• [Problem details]: State how many lines of the entries hold the string "amount", and output nothing but that count.
--- START Data supplied ---
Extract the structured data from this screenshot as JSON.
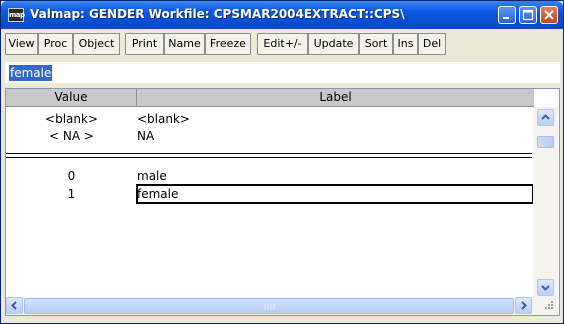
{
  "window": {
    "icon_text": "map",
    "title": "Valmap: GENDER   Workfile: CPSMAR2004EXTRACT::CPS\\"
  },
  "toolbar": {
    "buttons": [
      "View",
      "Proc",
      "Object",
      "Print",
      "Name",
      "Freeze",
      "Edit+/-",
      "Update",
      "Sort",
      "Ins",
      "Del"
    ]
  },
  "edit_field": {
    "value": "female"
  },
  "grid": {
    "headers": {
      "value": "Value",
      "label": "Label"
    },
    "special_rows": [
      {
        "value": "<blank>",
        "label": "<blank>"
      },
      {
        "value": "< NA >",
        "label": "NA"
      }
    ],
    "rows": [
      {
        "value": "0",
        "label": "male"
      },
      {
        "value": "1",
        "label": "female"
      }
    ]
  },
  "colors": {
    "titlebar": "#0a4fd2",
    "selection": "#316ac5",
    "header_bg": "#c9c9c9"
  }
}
--- END Data supplied ---
--- START Data supplied ---
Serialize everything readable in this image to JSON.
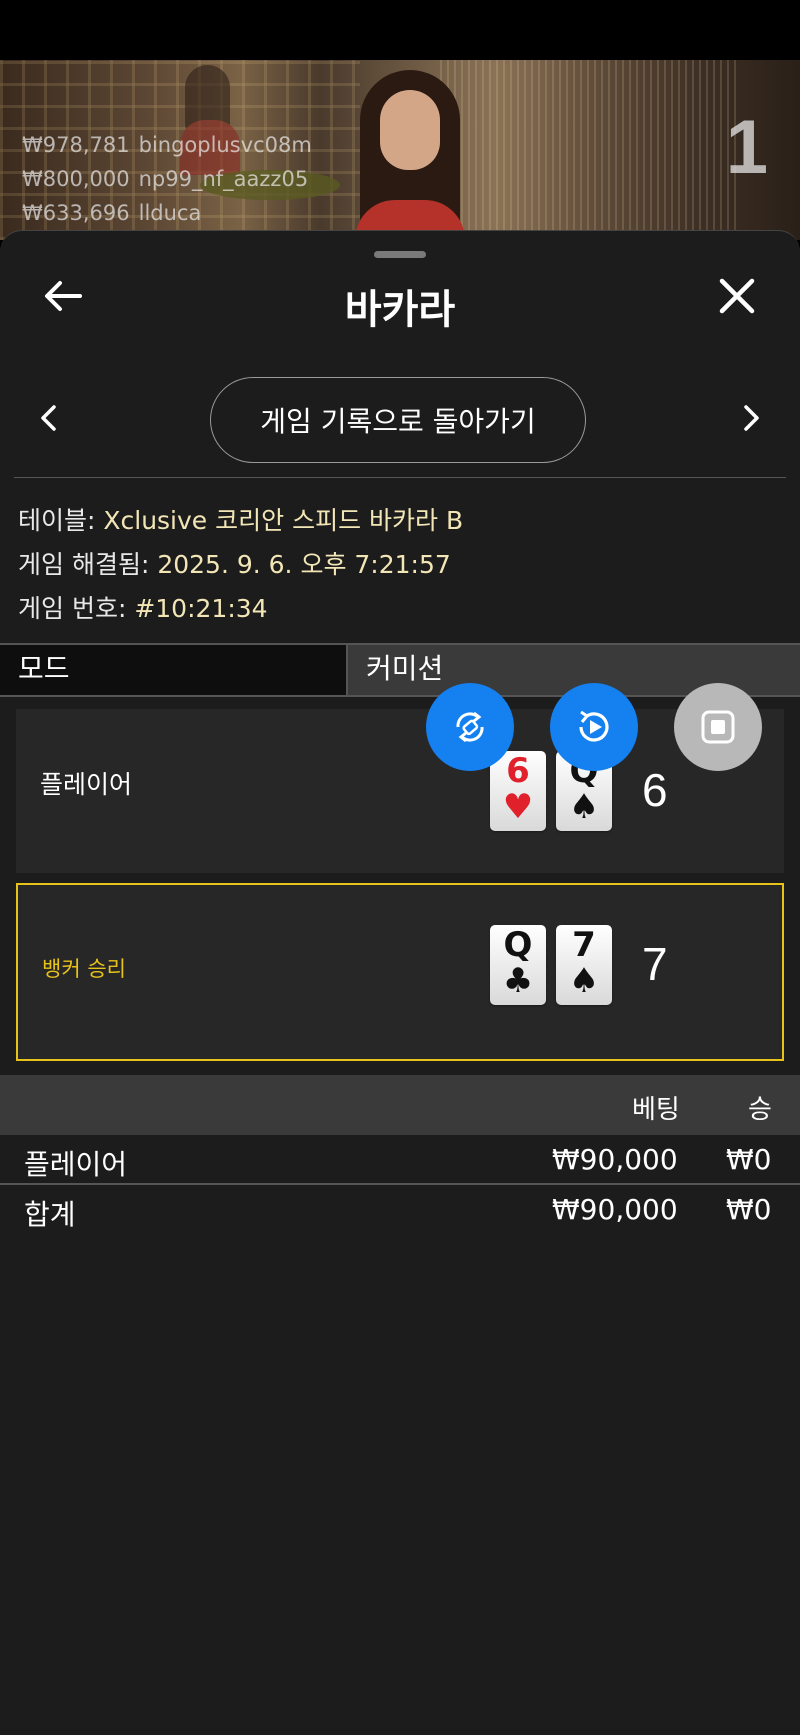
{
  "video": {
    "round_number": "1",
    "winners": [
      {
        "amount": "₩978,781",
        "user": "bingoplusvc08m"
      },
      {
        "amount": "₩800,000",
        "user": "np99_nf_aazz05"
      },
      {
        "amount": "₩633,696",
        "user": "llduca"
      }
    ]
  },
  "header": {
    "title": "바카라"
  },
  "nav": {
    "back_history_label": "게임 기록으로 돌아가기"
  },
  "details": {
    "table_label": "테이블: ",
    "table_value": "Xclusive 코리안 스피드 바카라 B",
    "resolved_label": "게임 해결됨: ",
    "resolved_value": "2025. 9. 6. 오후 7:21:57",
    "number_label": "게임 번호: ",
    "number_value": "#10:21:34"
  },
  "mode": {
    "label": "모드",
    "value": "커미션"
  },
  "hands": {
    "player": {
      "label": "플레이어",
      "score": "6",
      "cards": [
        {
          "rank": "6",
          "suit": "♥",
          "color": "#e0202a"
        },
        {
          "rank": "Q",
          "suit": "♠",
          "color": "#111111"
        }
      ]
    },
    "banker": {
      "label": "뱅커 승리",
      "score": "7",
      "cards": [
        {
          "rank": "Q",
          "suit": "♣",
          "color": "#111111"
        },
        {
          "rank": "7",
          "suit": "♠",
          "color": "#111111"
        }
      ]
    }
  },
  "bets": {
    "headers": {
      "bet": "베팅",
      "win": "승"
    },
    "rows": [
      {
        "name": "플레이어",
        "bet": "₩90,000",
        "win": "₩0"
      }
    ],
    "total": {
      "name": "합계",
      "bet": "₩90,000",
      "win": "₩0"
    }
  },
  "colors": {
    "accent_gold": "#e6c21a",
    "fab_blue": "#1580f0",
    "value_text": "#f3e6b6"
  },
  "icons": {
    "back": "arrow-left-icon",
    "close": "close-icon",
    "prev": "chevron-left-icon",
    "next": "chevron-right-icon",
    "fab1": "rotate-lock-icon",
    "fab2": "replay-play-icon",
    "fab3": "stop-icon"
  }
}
--- END Data supplied ---
• [Result for this task]: 3